• TASK OBJECTIVE
Filter this material down to the lines that hold "Deaths", copying each one.

** Start MATERIALS PROVIDED **

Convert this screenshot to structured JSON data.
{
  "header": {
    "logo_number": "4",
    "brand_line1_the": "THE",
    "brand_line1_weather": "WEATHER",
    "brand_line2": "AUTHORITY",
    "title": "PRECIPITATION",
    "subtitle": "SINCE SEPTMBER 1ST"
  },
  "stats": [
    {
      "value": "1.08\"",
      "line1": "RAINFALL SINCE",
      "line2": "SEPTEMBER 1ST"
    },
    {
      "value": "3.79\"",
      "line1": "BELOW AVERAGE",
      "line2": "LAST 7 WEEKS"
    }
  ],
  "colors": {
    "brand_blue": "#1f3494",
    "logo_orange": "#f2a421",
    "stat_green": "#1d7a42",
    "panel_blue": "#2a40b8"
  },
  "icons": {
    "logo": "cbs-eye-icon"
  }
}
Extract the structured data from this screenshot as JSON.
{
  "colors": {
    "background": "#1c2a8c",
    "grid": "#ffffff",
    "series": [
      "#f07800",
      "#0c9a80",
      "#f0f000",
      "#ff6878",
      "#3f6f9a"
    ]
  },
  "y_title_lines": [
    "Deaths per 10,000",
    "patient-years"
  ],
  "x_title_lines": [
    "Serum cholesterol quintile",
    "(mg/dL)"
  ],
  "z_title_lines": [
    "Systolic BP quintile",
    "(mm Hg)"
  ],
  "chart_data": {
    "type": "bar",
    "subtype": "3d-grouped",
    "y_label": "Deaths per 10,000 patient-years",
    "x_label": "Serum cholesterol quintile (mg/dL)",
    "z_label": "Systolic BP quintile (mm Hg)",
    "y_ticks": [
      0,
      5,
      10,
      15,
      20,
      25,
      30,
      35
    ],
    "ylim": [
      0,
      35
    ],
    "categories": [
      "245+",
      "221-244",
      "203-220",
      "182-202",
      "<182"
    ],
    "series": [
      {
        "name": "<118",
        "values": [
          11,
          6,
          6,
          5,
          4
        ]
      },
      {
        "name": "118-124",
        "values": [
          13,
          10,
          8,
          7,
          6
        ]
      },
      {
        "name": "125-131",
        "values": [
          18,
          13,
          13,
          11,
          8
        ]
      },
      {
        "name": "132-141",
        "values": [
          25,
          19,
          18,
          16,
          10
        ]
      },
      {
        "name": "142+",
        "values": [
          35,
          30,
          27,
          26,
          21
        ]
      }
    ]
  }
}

** End MATERIALS PROVIDED **

• TASK ANSWER
    "Deaths per 10,000",
    "y_label": "Deaths per 10,000 patient-years",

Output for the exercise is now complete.